TASK TO COMPLETE → Which lines include the word "opere"? Copy each of them.

RECORD EXTRACTS →
====

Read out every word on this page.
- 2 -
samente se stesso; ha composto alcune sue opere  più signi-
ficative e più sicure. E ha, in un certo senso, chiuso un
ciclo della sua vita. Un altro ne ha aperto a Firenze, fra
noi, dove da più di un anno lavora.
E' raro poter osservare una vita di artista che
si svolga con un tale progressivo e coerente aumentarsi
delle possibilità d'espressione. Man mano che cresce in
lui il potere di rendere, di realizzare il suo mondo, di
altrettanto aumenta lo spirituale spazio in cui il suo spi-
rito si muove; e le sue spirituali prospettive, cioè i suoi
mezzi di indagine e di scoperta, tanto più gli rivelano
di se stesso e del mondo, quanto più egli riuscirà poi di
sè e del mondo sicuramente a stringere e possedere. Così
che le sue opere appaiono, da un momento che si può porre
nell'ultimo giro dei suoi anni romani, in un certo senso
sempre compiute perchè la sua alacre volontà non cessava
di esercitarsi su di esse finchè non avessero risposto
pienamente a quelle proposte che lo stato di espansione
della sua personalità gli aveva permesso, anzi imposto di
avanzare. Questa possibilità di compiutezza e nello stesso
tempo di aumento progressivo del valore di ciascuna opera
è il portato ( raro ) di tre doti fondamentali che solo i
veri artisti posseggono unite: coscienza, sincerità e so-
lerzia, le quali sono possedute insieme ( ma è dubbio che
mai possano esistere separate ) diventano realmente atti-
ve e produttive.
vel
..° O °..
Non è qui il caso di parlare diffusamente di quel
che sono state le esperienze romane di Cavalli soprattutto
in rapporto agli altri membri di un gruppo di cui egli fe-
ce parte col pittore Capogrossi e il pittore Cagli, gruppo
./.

====

RESULT →
samente se stesso; ha composto alcune sue opere  più signi-
che le sue opere appaiono, da un momento che si può porre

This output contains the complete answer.